▶ _What you have to do_:
Show every line of the records below that contains the word "Otras".

▶ _Supplied material_:
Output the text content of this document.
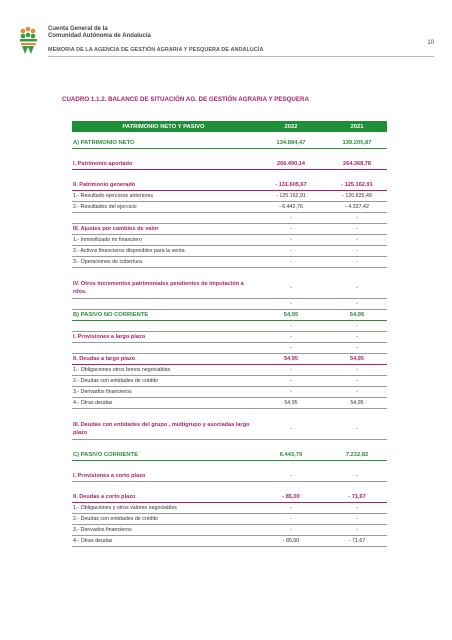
Cuenta General de la
Comunidad Autónoma de Andalucía
MEMORIA DE LA AGENCIA DE GESTIÓN AGRARIA Y PESQUERA DE ANDALUCÍA
10
CUADRO 1.1.2. BALANCE DE SITUACIÓN AG. DE GESTIÓN AGRARIA Y PESQUERA
PATRIMONIO NETO Y PASIVO	2022	2021

A) PATRIMONIO NETO	134.884,47	139.205,87

I. Patrimonio aportado	266.490,14	264.368,78

II. Patrimonio generado	- 131.605,67	- 125.162,91
1.- Resultado ejercicios anteriores	- 125.162,91	- 120.825,49
2.- Resultados del ejercicio	- 6.442,76	- 4.337,42
	-	-
III. Ajustes por cambios de valor	-	-
1.- Inmovilizado no financiero	-	-
2.- Activos financieros disponibles para la venta	-	-
3.- Operaciones de cobertura	-	-

IV. Otros incrementos patrimoniales pendientes de imputación a rdos.	-	-
	-	-
B) PASIVO NO CORRIENTE	54,95	54,95
	-	-
I. Provisiones a largo plazo	-	-
	-	-
II. Deudas a largo plazo	54,95	54,95
1.- Obligaciones otros bonos negociables	-	-
2.- Deudas con entidades de crédito	-	-
3.- Derivados financieros	-	-
4.- Otras deudas	54,95	54,95

III. Deudas con entidades del grupo , multigrupo y asociadas largo plazo	-	-

C) PASIVO CORRIENTE	6.443,79	7.232,82

I. Provisiones a corto plazo	-	-

II. Deudas a corto plazo	- 85,00	- 71,67
1.- Obligaciones y otros valores negociables	-	-
2.- Deudas con entidades de crédito	-	-
3.- Derivados financieros	-	-
4.- Otras deudas	- 85,00	- 71,67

▶ _Correct result_:
4.- Otras deudas	54,95	54,95
4.- Otras deudas	- 85,00	- 71,67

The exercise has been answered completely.